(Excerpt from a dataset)
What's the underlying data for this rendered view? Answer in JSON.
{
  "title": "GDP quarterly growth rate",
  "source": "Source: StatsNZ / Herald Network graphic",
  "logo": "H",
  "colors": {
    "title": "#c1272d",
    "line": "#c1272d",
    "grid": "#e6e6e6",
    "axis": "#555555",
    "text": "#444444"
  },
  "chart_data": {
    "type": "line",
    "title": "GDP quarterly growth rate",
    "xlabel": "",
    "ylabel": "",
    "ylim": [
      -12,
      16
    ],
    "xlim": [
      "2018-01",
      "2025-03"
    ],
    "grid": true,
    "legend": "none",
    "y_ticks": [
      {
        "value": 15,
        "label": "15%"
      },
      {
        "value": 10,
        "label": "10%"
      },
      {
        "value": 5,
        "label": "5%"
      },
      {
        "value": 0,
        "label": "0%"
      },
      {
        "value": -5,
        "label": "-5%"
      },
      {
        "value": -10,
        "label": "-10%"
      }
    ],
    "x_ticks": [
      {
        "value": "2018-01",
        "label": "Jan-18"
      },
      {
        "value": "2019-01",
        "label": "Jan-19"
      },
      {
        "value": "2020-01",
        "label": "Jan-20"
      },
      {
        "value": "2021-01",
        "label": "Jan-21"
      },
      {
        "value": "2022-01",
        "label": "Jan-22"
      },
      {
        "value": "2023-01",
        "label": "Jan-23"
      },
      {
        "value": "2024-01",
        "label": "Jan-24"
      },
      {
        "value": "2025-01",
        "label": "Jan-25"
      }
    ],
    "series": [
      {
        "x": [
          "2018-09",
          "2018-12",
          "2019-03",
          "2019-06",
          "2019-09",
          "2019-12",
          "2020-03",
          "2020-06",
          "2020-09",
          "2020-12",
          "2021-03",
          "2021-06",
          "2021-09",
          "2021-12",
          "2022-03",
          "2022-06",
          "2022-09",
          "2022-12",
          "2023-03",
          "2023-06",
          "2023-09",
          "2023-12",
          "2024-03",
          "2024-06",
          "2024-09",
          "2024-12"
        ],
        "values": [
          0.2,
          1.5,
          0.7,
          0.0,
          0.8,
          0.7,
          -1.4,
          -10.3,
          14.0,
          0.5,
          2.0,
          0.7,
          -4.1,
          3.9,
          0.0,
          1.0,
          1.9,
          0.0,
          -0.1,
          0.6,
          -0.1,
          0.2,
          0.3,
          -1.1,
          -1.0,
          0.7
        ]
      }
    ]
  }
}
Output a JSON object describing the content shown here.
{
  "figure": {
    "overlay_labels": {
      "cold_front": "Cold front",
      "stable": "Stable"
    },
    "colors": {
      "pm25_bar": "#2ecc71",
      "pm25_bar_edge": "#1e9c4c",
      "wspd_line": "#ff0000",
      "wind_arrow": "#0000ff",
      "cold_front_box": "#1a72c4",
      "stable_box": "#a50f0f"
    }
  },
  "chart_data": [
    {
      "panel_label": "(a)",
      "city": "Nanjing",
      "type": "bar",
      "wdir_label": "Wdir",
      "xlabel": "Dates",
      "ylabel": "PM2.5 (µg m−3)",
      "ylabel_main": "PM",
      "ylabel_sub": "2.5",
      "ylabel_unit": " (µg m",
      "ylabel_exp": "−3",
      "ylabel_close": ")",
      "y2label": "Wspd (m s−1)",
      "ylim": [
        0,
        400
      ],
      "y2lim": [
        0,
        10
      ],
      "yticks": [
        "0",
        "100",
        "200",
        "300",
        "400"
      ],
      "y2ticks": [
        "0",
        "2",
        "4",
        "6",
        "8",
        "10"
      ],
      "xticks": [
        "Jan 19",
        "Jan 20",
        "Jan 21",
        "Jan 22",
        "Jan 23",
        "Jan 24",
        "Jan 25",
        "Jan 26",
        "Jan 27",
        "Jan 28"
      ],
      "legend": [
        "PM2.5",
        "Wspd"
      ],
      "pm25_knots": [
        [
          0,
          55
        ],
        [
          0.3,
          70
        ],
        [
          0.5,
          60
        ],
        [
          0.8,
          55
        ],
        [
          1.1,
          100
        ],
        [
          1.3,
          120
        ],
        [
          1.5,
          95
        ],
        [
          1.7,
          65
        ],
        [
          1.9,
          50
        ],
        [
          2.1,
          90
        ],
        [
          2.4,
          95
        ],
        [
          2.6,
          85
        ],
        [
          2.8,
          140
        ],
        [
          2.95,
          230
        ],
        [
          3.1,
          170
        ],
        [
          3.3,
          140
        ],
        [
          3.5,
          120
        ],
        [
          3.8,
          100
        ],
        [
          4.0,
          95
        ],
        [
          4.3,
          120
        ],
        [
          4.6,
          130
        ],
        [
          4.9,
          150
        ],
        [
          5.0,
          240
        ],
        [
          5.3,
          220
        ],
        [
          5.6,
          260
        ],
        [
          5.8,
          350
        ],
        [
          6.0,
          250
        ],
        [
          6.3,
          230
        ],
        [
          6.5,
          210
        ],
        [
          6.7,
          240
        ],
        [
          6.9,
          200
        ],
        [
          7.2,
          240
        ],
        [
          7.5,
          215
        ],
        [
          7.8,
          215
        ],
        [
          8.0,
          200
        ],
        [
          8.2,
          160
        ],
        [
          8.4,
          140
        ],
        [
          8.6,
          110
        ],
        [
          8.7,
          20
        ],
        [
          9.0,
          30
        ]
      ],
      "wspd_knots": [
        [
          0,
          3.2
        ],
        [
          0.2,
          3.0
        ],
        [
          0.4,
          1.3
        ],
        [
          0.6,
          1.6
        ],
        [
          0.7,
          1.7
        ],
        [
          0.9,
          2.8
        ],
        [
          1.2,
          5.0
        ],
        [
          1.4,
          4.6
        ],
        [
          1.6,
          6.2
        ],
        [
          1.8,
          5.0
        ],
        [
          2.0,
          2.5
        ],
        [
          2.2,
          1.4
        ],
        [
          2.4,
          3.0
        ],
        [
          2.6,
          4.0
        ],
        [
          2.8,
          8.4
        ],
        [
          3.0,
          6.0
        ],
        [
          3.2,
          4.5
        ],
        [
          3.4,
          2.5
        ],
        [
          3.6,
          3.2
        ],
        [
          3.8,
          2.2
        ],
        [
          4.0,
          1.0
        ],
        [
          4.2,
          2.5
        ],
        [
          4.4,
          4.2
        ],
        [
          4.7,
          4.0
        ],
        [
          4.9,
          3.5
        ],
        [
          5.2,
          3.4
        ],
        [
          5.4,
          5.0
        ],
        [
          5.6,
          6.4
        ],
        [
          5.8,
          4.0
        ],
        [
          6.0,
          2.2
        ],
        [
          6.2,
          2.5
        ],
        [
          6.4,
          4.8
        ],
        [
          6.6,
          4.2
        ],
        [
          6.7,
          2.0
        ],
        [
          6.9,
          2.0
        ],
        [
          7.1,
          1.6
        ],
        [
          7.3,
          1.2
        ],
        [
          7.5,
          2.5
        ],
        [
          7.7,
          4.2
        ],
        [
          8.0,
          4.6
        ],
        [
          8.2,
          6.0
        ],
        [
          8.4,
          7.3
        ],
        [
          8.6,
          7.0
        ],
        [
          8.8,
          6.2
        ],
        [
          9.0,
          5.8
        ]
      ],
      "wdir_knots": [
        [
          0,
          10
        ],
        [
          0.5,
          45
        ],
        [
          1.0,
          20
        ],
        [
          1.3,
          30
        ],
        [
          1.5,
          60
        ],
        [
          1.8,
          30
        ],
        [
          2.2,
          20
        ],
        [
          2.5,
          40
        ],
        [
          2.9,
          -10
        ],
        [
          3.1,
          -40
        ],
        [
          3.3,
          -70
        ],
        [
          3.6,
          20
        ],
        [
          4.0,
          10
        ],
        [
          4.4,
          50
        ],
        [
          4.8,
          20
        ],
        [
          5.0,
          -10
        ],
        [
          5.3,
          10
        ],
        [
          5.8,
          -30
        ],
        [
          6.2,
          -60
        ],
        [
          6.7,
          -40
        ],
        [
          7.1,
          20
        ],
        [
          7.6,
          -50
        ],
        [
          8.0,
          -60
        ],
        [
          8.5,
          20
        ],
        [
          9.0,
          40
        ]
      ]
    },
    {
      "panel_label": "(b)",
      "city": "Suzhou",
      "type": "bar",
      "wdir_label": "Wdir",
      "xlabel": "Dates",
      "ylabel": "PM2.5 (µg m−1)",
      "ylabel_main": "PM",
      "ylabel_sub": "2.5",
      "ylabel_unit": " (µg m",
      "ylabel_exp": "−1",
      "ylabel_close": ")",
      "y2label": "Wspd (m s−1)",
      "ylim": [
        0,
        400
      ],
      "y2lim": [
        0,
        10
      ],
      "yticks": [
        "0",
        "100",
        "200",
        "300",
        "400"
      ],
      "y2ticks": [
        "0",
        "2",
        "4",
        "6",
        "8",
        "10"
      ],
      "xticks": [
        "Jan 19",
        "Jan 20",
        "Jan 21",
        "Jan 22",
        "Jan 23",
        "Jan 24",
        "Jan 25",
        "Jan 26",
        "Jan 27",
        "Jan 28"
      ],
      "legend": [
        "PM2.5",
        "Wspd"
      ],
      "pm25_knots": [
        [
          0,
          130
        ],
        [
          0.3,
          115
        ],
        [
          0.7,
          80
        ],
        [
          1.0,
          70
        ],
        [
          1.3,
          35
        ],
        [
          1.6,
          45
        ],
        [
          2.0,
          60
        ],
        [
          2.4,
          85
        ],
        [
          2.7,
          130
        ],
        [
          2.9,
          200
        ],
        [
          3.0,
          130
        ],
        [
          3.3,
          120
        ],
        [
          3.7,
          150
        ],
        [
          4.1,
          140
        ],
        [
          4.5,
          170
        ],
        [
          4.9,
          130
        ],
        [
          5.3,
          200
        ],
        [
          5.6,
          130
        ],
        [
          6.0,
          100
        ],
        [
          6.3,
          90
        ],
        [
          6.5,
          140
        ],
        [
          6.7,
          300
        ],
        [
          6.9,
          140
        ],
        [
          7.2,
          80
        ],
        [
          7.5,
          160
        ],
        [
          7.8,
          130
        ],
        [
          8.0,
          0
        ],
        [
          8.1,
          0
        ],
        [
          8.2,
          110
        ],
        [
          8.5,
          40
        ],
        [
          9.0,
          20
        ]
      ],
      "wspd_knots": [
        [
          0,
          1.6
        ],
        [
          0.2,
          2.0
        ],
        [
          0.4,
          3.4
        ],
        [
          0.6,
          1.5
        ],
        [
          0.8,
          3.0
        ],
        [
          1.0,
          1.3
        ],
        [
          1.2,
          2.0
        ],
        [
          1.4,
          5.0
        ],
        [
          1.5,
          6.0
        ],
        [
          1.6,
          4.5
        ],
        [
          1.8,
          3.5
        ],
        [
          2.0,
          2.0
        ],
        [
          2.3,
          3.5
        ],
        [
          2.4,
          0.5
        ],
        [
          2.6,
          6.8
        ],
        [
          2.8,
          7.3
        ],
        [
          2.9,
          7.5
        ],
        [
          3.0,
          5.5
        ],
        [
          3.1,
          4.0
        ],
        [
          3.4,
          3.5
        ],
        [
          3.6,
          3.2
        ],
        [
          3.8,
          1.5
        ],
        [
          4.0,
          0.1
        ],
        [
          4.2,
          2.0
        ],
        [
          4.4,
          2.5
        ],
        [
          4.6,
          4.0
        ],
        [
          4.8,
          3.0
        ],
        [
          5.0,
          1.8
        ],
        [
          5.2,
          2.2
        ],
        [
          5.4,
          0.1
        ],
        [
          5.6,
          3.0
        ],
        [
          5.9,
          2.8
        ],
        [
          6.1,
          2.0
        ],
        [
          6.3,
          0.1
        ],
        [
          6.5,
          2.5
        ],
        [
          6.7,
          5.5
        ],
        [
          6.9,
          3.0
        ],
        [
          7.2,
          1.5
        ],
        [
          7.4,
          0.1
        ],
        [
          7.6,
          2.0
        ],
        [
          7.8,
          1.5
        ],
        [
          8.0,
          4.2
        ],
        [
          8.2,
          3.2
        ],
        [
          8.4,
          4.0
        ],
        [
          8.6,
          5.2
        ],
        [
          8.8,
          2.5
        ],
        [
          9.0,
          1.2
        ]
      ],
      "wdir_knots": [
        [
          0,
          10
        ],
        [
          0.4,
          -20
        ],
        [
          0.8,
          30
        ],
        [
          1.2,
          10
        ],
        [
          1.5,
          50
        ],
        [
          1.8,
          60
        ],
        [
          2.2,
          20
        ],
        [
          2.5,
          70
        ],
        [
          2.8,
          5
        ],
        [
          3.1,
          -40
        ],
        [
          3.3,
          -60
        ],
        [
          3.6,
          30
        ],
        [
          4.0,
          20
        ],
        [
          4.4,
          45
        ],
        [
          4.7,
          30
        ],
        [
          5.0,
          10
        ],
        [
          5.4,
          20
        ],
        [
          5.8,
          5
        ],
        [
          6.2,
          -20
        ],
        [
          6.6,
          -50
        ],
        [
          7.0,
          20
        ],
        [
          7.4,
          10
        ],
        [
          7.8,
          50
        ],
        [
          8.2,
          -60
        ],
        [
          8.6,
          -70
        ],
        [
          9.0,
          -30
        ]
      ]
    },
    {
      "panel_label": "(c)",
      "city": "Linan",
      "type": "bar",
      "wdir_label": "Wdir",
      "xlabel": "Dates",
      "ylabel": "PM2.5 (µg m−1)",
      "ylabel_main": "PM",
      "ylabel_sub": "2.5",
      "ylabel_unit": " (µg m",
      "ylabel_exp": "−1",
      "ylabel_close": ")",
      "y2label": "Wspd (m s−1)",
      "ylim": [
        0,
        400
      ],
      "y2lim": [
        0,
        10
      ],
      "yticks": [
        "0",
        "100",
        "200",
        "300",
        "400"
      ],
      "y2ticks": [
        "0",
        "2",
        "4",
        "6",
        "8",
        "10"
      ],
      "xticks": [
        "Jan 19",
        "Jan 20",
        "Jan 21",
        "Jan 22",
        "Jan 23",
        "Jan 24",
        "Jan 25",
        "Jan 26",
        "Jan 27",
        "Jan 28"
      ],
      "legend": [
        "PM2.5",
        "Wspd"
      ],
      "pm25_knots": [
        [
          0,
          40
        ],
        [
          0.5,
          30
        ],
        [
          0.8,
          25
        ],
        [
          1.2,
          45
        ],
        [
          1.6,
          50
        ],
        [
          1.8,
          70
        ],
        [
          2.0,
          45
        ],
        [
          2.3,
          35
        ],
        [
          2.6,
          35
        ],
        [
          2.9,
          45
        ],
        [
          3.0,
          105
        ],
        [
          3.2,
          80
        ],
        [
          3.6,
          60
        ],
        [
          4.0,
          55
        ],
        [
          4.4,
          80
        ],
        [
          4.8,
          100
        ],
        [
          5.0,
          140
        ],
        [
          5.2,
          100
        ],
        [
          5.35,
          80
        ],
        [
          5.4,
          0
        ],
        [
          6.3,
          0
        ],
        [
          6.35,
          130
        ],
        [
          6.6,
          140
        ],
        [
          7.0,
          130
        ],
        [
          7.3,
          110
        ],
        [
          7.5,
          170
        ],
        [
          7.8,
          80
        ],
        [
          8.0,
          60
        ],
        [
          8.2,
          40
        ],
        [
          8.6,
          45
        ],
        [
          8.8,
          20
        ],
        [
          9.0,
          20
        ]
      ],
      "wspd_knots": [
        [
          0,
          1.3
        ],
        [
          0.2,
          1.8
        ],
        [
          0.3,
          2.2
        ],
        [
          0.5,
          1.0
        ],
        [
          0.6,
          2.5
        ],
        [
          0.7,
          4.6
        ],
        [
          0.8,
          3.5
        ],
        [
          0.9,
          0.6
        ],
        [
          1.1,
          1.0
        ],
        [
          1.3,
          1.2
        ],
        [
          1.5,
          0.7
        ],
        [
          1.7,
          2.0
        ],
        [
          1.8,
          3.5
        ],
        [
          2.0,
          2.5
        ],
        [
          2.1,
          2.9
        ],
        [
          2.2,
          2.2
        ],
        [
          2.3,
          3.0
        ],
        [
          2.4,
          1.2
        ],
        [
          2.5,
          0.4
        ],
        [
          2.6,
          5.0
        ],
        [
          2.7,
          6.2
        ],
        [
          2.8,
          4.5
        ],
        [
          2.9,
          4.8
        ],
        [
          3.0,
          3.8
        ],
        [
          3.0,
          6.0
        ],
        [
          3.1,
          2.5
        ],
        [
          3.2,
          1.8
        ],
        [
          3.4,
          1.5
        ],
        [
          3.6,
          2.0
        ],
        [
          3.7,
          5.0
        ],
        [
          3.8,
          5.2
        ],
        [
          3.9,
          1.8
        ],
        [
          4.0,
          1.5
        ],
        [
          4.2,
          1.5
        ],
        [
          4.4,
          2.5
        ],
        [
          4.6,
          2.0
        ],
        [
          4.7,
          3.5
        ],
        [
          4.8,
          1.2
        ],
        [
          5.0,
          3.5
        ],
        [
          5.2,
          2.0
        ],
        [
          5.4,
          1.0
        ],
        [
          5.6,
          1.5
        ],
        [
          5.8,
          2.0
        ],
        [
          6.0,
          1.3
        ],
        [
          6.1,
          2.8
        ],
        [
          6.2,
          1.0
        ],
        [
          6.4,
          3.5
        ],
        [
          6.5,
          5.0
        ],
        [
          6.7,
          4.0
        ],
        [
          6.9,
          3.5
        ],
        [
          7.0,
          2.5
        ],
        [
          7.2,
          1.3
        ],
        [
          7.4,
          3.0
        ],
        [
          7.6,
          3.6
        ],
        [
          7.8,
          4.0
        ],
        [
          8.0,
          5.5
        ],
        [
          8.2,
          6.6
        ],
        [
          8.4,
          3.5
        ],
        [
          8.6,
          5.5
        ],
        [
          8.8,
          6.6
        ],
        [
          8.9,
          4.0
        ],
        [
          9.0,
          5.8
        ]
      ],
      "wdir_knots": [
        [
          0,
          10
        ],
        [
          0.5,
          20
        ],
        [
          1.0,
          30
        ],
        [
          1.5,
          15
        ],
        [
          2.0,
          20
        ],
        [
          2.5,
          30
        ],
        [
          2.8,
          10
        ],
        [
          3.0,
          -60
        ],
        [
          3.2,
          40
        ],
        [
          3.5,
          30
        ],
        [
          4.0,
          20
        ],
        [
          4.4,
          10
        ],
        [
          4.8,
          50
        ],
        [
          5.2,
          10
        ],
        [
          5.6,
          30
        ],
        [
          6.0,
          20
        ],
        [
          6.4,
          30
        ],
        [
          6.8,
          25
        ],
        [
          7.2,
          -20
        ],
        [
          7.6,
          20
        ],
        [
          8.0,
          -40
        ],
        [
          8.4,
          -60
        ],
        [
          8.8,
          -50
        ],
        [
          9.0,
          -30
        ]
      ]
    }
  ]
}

## What this task involves
Above are the records. Identify each line that contains the word "rate".

## Exercise output
  "title": "GDP quarterly growth rate",
    "title": "GDP quarterly growth rate",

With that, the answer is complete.